## INSTRUCTIONS FOR THE TASK
Search the data for the word "chevron" and copy every line that contains it.

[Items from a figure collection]
..........

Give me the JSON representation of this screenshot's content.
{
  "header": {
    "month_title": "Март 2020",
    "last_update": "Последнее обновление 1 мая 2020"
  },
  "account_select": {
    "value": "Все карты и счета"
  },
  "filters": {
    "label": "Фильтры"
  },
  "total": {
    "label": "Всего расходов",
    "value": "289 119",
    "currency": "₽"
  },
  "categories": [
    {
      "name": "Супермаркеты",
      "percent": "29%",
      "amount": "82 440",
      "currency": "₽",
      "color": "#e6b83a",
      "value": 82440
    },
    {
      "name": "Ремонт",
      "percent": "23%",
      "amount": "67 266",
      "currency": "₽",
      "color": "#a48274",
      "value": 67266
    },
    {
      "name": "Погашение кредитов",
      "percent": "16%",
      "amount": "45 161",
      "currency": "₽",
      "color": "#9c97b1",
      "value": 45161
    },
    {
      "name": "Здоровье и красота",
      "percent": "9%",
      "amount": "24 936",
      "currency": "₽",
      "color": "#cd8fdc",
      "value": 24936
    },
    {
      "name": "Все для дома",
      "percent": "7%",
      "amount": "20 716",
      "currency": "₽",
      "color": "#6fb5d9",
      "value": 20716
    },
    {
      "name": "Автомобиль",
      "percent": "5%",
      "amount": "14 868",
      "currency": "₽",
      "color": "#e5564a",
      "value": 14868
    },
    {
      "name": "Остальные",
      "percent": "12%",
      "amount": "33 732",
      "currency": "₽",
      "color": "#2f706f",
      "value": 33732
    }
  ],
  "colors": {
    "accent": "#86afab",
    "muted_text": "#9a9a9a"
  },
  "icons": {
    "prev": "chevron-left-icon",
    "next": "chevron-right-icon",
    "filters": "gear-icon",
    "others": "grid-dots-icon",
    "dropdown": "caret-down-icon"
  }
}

..........

## RESPONSE TO THIS TASK
    "prev": "chevron-left-icon",
    "next": "chevron-right-icon",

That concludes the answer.